Top of LISTED ENTRIES

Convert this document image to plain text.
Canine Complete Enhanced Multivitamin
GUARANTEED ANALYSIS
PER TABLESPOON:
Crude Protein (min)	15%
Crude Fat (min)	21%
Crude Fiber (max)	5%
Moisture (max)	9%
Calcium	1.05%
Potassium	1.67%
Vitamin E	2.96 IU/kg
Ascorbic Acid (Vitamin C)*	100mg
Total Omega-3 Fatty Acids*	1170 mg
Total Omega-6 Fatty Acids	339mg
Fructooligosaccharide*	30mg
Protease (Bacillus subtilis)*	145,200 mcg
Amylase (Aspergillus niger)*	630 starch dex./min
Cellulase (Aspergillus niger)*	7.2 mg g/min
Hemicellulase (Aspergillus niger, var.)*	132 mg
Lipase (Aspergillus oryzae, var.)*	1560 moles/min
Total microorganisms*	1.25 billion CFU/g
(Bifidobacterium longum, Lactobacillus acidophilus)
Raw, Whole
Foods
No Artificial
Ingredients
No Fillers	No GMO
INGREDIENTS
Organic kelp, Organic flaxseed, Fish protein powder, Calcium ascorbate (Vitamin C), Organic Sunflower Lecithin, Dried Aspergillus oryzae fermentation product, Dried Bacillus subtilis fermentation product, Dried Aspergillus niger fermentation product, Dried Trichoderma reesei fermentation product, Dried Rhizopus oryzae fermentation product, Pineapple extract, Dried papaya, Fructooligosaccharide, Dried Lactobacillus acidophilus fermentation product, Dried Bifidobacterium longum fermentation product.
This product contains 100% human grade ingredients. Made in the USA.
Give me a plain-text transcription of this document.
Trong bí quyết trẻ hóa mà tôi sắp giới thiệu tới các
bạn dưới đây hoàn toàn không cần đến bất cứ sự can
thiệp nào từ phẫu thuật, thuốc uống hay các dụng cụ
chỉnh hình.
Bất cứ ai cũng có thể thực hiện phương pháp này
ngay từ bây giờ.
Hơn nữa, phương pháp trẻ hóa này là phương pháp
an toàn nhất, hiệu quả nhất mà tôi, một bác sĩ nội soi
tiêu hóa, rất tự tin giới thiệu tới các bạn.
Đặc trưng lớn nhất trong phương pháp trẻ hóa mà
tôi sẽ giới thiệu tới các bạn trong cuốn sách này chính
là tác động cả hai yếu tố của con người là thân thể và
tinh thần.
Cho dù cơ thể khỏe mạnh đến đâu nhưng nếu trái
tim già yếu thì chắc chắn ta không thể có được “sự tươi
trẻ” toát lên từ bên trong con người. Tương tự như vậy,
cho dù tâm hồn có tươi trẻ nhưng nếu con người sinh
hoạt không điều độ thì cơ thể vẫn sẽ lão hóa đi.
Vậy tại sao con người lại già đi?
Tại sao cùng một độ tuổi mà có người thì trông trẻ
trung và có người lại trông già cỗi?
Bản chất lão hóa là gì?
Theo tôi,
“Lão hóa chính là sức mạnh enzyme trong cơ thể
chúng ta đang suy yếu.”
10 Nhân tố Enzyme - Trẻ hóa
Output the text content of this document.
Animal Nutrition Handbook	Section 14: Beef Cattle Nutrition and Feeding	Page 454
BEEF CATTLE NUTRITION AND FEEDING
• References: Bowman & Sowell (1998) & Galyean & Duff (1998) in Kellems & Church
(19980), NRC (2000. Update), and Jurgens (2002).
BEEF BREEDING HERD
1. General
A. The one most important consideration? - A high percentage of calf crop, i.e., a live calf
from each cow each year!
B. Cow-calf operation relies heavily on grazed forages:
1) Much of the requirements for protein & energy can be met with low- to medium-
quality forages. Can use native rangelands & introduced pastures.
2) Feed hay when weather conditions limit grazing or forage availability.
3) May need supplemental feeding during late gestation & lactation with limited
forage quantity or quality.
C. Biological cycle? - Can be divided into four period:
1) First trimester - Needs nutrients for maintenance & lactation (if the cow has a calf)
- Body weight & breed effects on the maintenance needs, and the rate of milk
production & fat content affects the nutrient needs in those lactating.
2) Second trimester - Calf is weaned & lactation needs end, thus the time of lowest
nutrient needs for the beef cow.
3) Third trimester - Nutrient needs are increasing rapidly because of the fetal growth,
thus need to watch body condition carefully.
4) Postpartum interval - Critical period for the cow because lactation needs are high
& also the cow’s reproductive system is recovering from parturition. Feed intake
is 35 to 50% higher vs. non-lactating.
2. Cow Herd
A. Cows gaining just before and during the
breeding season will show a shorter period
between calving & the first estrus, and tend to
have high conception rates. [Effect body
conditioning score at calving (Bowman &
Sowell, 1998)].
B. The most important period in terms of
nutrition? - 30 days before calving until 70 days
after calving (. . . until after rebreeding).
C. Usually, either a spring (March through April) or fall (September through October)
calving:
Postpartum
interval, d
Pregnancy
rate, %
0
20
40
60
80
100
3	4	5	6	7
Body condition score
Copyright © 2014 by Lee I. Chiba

Bottom of LISTED ENTRIES

**WHAT IS EXPECTED**: Whenever a line of the entries contains the string "thus", copy that line.

**TASK RESULT**:
2) Second trimester - Calf is weaned & lactation needs end, thus the time of lowest
thus need to watch body condition carefully.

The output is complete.